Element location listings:
* * * * *
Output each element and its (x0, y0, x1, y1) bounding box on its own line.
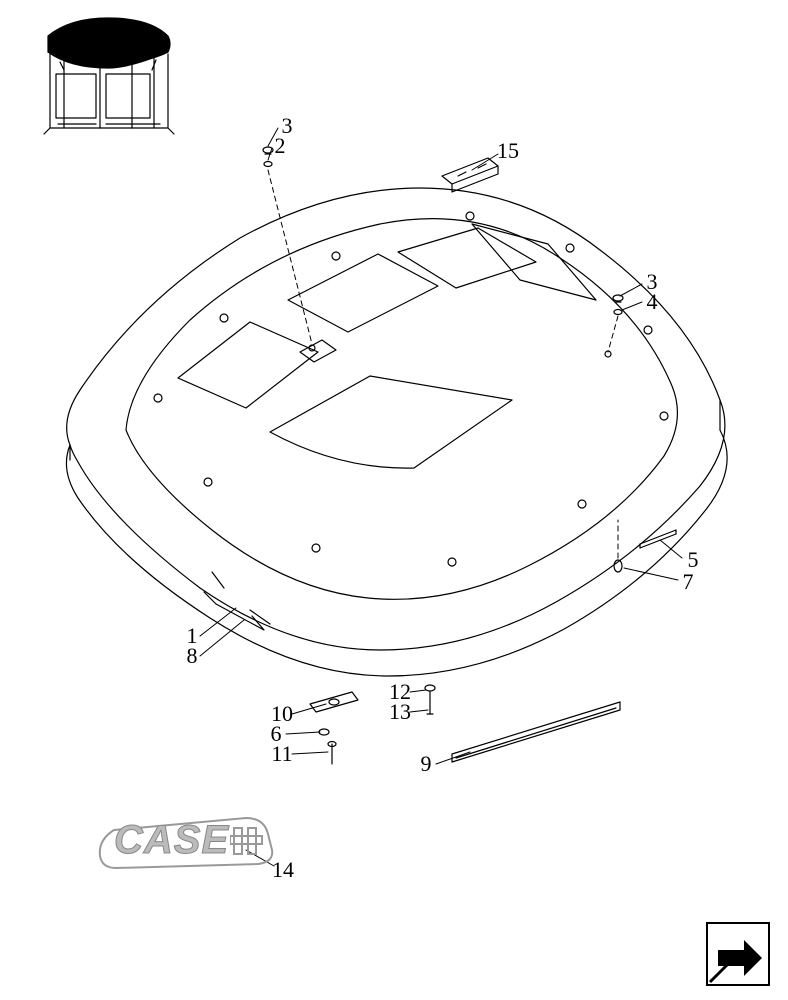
part-12-13 (425, 685, 435, 714)
brand-text: CASE (114, 818, 229, 863)
callout-15: 15 (497, 138, 519, 164)
part-9 (452, 702, 620, 762)
part-5 (640, 530, 676, 548)
diagram-canvas: 3 2 15 3 4 5 7 1 8 10 6 11 12 13 9 14 CA… (0, 0, 788, 1000)
corner-next-icon (706, 922, 770, 986)
part-10-6-11 (310, 692, 358, 764)
callout-8: 8 (187, 643, 198, 669)
callout-7: 7 (683, 569, 694, 595)
roof-panel (66, 188, 727, 676)
callout-2: 2 (275, 133, 286, 159)
callout-9: 9 (421, 751, 432, 777)
thumbnail-cab (44, 18, 174, 134)
callout-4: 4 (647, 289, 658, 315)
part-15 (442, 158, 498, 192)
callout-11: 11 (271, 741, 292, 767)
callout-13: 13 (389, 699, 411, 725)
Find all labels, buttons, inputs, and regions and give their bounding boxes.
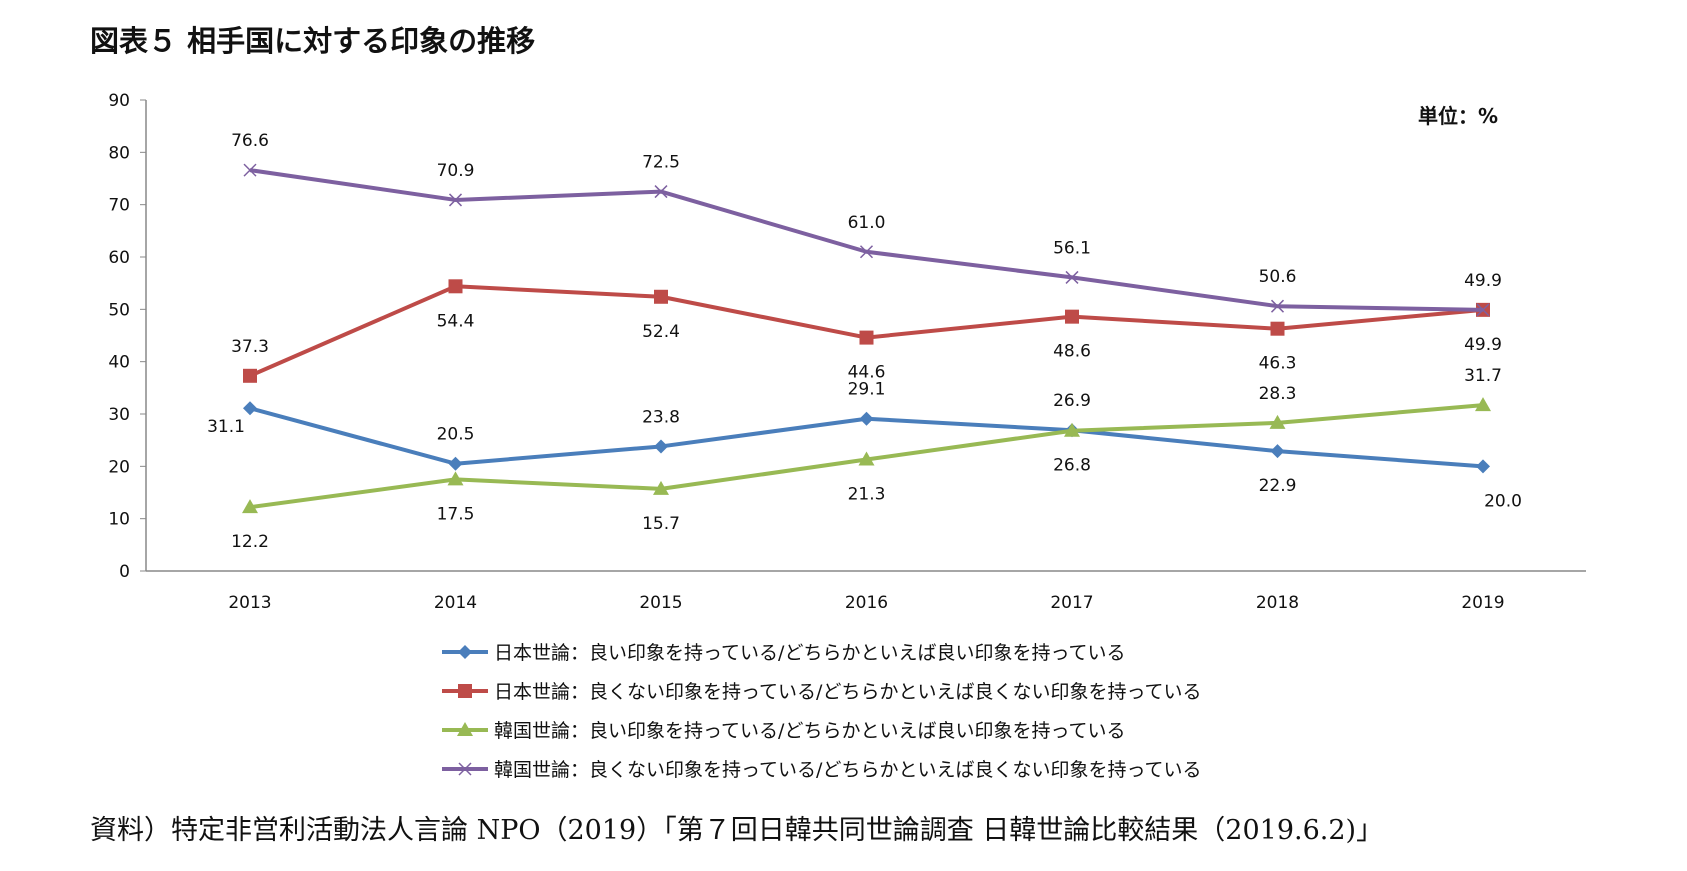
y-tick-label: 10 [108, 510, 130, 530]
data-point [242, 499, 258, 514]
data-point [243, 368, 257, 383]
data-point [1270, 321, 1285, 336]
data-point [1065, 270, 1079, 284]
data-point [654, 439, 668, 454]
x-tick-label: 2015 [639, 593, 682, 613]
data-label: 44.6 [848, 363, 886, 383]
data-label: 12.2 [231, 532, 269, 552]
legend-label: 韓国世論：良い印象を持っている/どちらかといえば良い印象を持っている [494, 720, 1126, 742]
data-label: 52.4 [642, 322, 680, 342]
legend-item: 韓国世論：良い印象を持っている/どちらかといえば良い印象を持っている [440, 710, 1202, 749]
y-tick-label: 50 [108, 300, 130, 320]
legend-label: 韓国世論：良くない印象を持っている/どちらかといえば良くない印象を持っている [494, 759, 1202, 781]
data-label: 76.6 [231, 131, 269, 151]
data-point [859, 411, 874, 426]
data-point [859, 245, 874, 259]
x-tick-label: 2014 [434, 593, 477, 613]
data-label: 22.9 [1259, 476, 1297, 496]
data-point [1065, 309, 1079, 324]
source-note: 資料）特定非営利活動法人言論 NPO（2019）「第７回日韓共同世論調査 日韓世… [90, 815, 1384, 846]
legend-swatch [442, 683, 488, 698]
data-label: 31.1 [207, 417, 245, 437]
data-label: 15.7 [642, 514, 680, 534]
data-label: 50.6 [1259, 267, 1297, 287]
data-point [1476, 303, 1490, 317]
data-point [447, 471, 464, 486]
legend-label: 日本世論：良くない印象を持っている/どちらかといえば良くない印象を持っている [494, 681, 1202, 703]
series-line [249, 168, 1484, 312]
y-tick-label: 0 [119, 562, 130, 582]
legend-item: 日本世論：良くない印象を持っている/どちらかといえば良くない印象を持っている [440, 671, 1202, 710]
x-tick-label: 2016 [845, 593, 888, 613]
data-label: 20.0 [1484, 491, 1522, 511]
data-point [654, 185, 668, 199]
data-label: 20.5 [437, 425, 475, 445]
data-point [1476, 459, 1490, 474]
data-point [448, 193, 463, 207]
data-point [243, 401, 257, 416]
data-label: 29.1 [848, 380, 886, 400]
data-point [859, 330, 874, 345]
data-label: 46.3 [1259, 354, 1297, 374]
data-label: 21.3 [848, 485, 886, 505]
data-label: 54.4 [437, 311, 475, 331]
legend-label: 日本世論：良い印象を持っている/どちらかといえば良い印象を持っている [494, 642, 1126, 664]
y-tick-label: 60 [108, 248, 130, 268]
data-label: 48.6 [1053, 342, 1091, 362]
data-point [243, 163, 257, 177]
y-tick-label: 40 [108, 353, 130, 373]
x-tick-label: 2017 [1050, 593, 1093, 613]
x-tick-label: 2019 [1461, 593, 1504, 613]
data-point [448, 456, 463, 471]
legend-marker [457, 721, 473, 736]
y-tick-label: 70 [108, 196, 130, 216]
data-point [1064, 422, 1080, 437]
legend-swatch [442, 644, 488, 659]
data-point [858, 451, 875, 466]
data-label: 26.8 [1053, 456, 1091, 476]
chart-title: 図表５ 相手国に対する印象の推移 [90, 24, 536, 58]
data-label: 37.3 [231, 337, 269, 357]
series-3: 76.6 70.9 72.5 61.0 56.1 50.6 49.9 [231, 131, 1502, 317]
x-tick-label: 2013 [228, 593, 271, 613]
data-point [653, 480, 669, 495]
y-tick-label: 30 [108, 405, 130, 425]
legend-marker [458, 644, 472, 659]
legend-marker [458, 683, 472, 698]
data-label: 23.8 [642, 407, 680, 427]
legend-item: 日本世論：良い印象を持っている/どちらかといえば良い印象を持っている [440, 632, 1202, 671]
series-1: 37.3 54.4 52.4 44.6 48.6 46.3 49.9 [231, 279, 1502, 383]
series-0: 31.1 20.5 23.8 29.1 26.9 22.9 20.0 [207, 380, 1522, 512]
data-label: 49.9 [1464, 335, 1502, 355]
data-point [1270, 299, 1285, 313]
y-tick-label: 90 [108, 91, 130, 111]
data-point [1475, 397, 1491, 412]
data-label: 17.5 [437, 504, 475, 524]
data-label: 28.3 [1259, 384, 1297, 404]
data-point [1270, 444, 1285, 459]
unit-label: 単位：% [1418, 104, 1499, 128]
data-label: 56.1 [1053, 238, 1091, 258]
y-tick-label: 80 [108, 143, 130, 163]
x-tick-label: 2018 [1256, 593, 1299, 613]
series-2: 12.2 17.5 15.7 21.3 26.8 28.3 31.7 [231, 366, 1502, 552]
data-label: 31.7 [1464, 366, 1502, 386]
data-label: 26.9 [1053, 391, 1091, 411]
data-label: 72.5 [642, 153, 680, 173]
legend-marker [458, 761, 472, 776]
data-point [448, 279, 463, 294]
data-label: 49.9 [1464, 271, 1502, 291]
legend: 日本世論：良い印象を持っている/どちらかといえば良い印象を持っている日本世論：良… [440, 632, 1202, 788]
y-tick-label: 20 [108, 457, 130, 477]
data-label: 70.9 [437, 161, 475, 181]
legend-swatch [442, 761, 488, 776]
data-label: 61.0 [848, 213, 886, 233]
legend-item: 韓国世論：良くない印象を持っている/どちらかといえば良くない印象を持っている [440, 749, 1202, 788]
legend-swatch [442, 721, 488, 736]
data-point [1269, 414, 1286, 429]
data-point [654, 289, 668, 304]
* * * * *
▸ Exercise description
Write out the entries again with each "data-label" renamed to "value-label" and nothing else altered. Omit the pictures.

▸ Response to the task
Output each element and its (x0, y0, x1, y1) bounding box on its own line.
part-12-13 (425, 685, 435, 714)
brand-text: CASE (114, 818, 229, 863)
callout-15: 15 (497, 138, 519, 164)
part-9 (452, 702, 620, 762)
part-5 (640, 530, 676, 548)
diagram-canvas: 3 2 15 3 4 5 7 1 8 10 6 11 12 13 9 14 CA… (0, 0, 788, 1000)
corner-next-icon (706, 922, 770, 986)
part-10-6-11 (310, 692, 358, 764)
callout-8: 8 (187, 643, 198, 669)
callout-7: 7 (683, 569, 694, 595)
roof-panel (66, 188, 727, 676)
callout-2: 2 (275, 133, 286, 159)
callout-9: 9 (421, 751, 432, 777)
thumbnail-cab (44, 18, 174, 134)
callout-4: 4 (647, 289, 658, 315)
part-15 (442, 158, 498, 192)
callout-11: 11 (271, 741, 292, 767)
callout-13: 13 (389, 699, 411, 725)
Find all labels, buttons, inputs, and regions and give their bounding boxes.
y-tick-label: 10 [108, 510, 130, 530]
data-point [242, 499, 258, 514]
data-point [243, 368, 257, 383]
data-point [1270, 321, 1285, 336]
data-point [1065, 270, 1079, 284]
data-point [654, 439, 668, 454]
x-tick-label: 2015 [639, 593, 682, 613]
value-label: 44.6 [848, 363, 886, 383]
value-label: 12.2 [231, 532, 269, 552]
legend-label: 韓国世論：良い印象を持っている/どちらかといえば良い印象を持っている [494, 720, 1126, 742]
value-label: 52.4 [642, 322, 680, 342]
legend-item: 韓国世論：良い印象を持っている/どちらかといえば良い印象を持っている [440, 710, 1202, 749]
y-tick-label: 50 [108, 300, 130, 320]
legend-label: 韓国世論：良くない印象を持っている/どちらかといえば良くない印象を持っている [494, 759, 1202, 781]
value-label: 76.6 [231, 131, 269, 151]
data-point [859, 411, 874, 426]
data-point [859, 245, 874, 259]
x-tick-label: 2014 [434, 593, 477, 613]
value-label: 22.9 [1259, 476, 1297, 496]
data-point [1065, 309, 1079, 324]
source-note: 資料）特定非営利活動法人言論 NPO（2019）「第７回日韓共同世論調査 日韓世… [90, 815, 1384, 846]
legend-swatch [442, 683, 488, 698]
value-label: 31.1 [207, 417, 245, 437]
value-label: 15.7 [642, 514, 680, 534]
value-label: 50.6 [1259, 267, 1297, 287]
data-point [1476, 303, 1490, 317]
data-point [447, 471, 464, 486]
legend-label: 日本世論：良くない印象を持っている/どちらかといえば良くない印象を持っている [494, 681, 1202, 703]
series-line [249, 168, 1484, 312]
y-tick-label: 0 [119, 562, 130, 582]
legend-item: 日本世論：良くない印象を持っている/どちらかといえば良くない印象を持っている [440, 671, 1202, 710]
x-tick-label: 2016 [845, 593, 888, 613]
value-label: 20.0 [1484, 491, 1522, 511]
data-point [654, 185, 668, 199]
value-label: 20.5 [437, 425, 475, 445]
data-point [1476, 459, 1490, 474]
data-point [448, 193, 463, 207]
data-point [243, 401, 257, 416]
value-label: 29.1 [848, 380, 886, 400]
data-point [859, 330, 874, 345]
value-label: 46.3 [1259, 354, 1297, 374]
value-label: 21.3 [848, 485, 886, 505]
value-label: 54.4 [437, 311, 475, 331]
legend-label: 日本世論：良い印象を持っている/どちらかといえば良い印象を持っている [494, 642, 1126, 664]
y-tick-label: 60 [108, 248, 130, 268]
value-label: 48.6 [1053, 342, 1091, 362]
data-point [243, 163, 257, 177]
y-tick-label: 40 [108, 353, 130, 373]
x-tick-label: 2017 [1050, 593, 1093, 613]
x-tick-label: 2019 [1461, 593, 1504, 613]
data-point [448, 456, 463, 471]
legend-marker [457, 721, 473, 736]
y-tick-label: 70 [108, 196, 130, 216]
data-point [1064, 422, 1080, 437]
legend-swatch [442, 644, 488, 659]
data-point [858, 451, 875, 466]
value-label: 26.8 [1053, 456, 1091, 476]
chart-title: 図表５ 相手国に対する印象の推移 [90, 24, 536, 58]
value-label: 37.3 [231, 337, 269, 357]
series-3: 76.6 70.9 72.5 61.0 56.1 50.6 49.9 [231, 131, 1502, 317]
x-tick-label: 2013 [228, 593, 271, 613]
data-point [653, 480, 669, 495]
y-tick-label: 30 [108, 405, 130, 425]
legend-marker [458, 644, 472, 659]
legend-marker [458, 683, 472, 698]
value-label: 23.8 [642, 407, 680, 427]
legend-item: 日本世論：良い印象を持っている/どちらかといえば良い印象を持っている [440, 632, 1202, 671]
series-1: 37.3 54.4 52.4 44.6 48.6 46.3 49.9 [231, 279, 1502, 383]
series-0: 31.1 20.5 23.8 29.1 26.9 22.9 20.0 [207, 380, 1522, 512]
value-label: 49.9 [1464, 335, 1502, 355]
data-point [1270, 299, 1285, 313]
y-tick-label: 90 [108, 91, 130, 111]
data-point [1475, 397, 1491, 412]
value-label: 17.5 [437, 504, 475, 524]
value-label: 28.3 [1259, 384, 1297, 404]
data-point [1270, 444, 1285, 459]
unit-label: 単位：% [1418, 104, 1499, 128]
value-label: 56.1 [1053, 238, 1091, 258]
y-tick-label: 80 [108, 143, 130, 163]
x-tick-label: 2018 [1256, 593, 1299, 613]
series-2: 12.2 17.5 15.7 21.3 26.8 28.3 31.7 [231, 366, 1502, 552]
value-label: 31.7 [1464, 366, 1502, 386]
value-label: 26.9 [1053, 391, 1091, 411]
value-label: 72.5 [642, 153, 680, 173]
legend-marker [458, 761, 472, 776]
data-point [448, 279, 463, 294]
value-label: 49.9 [1464, 271, 1502, 291]
legend: 日本世論：良い印象を持っている/どちらかといえば良い印象を持っている日本世論：良… [440, 632, 1202, 788]
y-tick-label: 20 [108, 457, 130, 477]
value-label: 70.9 [437, 161, 475, 181]
legend-swatch [442, 761, 488, 776]
value-label: 61.0 [848, 213, 886, 233]
legend-item: 韓国世論：良くない印象を持っている/どちらかといえば良くない印象を持っている [440, 749, 1202, 788]
legend-swatch [442, 721, 488, 736]
data-point [1269, 414, 1286, 429]
data-point [654, 289, 668, 304]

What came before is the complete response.